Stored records

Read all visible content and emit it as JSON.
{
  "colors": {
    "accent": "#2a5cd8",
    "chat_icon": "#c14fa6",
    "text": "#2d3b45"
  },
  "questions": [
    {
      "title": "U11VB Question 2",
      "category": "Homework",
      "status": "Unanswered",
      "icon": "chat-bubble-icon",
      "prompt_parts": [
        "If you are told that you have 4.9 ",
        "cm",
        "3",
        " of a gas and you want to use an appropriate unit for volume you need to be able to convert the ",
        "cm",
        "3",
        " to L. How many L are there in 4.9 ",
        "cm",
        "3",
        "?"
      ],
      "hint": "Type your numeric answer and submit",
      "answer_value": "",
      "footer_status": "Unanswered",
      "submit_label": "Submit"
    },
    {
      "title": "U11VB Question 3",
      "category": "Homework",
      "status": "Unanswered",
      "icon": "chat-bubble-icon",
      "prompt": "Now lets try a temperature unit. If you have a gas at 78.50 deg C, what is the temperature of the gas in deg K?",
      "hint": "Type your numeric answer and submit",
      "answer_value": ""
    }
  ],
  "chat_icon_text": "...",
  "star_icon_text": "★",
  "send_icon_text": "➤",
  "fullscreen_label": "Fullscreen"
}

* [TASK INSTRUCTIONS]:
Emit the records above again, exactly, with no line skipped.

* [SOLUTION FOR THIS EXERCISE]:
Read all visible content and emit it as JSON.
{
  "colors": {
    "accent": "#2a5cd8",
    "chat_icon": "#c14fa6",
    "text": "#2d3b45"
  },
  "questions": [
    {
      "title": "U11VB Question 2",
      "category": "Homework",
      "status": "Unanswered",
      "icon": "chat-bubble-icon",
      "prompt_parts": [
        "If you are told that you have 4.9 ",
        "cm",
        "3",
        " of a gas and you want to use an appropriate unit for volume you need to be able to convert the ",
        "cm",
        "3",
        " to L. How many L are there in 4.9 ",
        "cm",
        "3",
        "?"
      ],
      "hint": "Type your numeric answer and submit",
      "answer_value": "",
      "footer_status": "Unanswered",
      "submit_label": "Submit"
    },
    {
      "title": "U11VB Question 3",
      "category": "Homework",
      "status": "Unanswered",
      "icon": "chat-bubble-icon",
      "prompt": "Now lets try a temperature unit. If you have a gas at 78.50 deg C, what is the temperature of the gas in deg K?",
      "hint": "Type your numeric answer and submit",
      "answer_value": ""
    }
  ],
  "chat_icon_text": "...",
  "star_icon_text": "★",
  "send_icon_text": "➤",
  "fullscreen_label": "Fullscreen"
}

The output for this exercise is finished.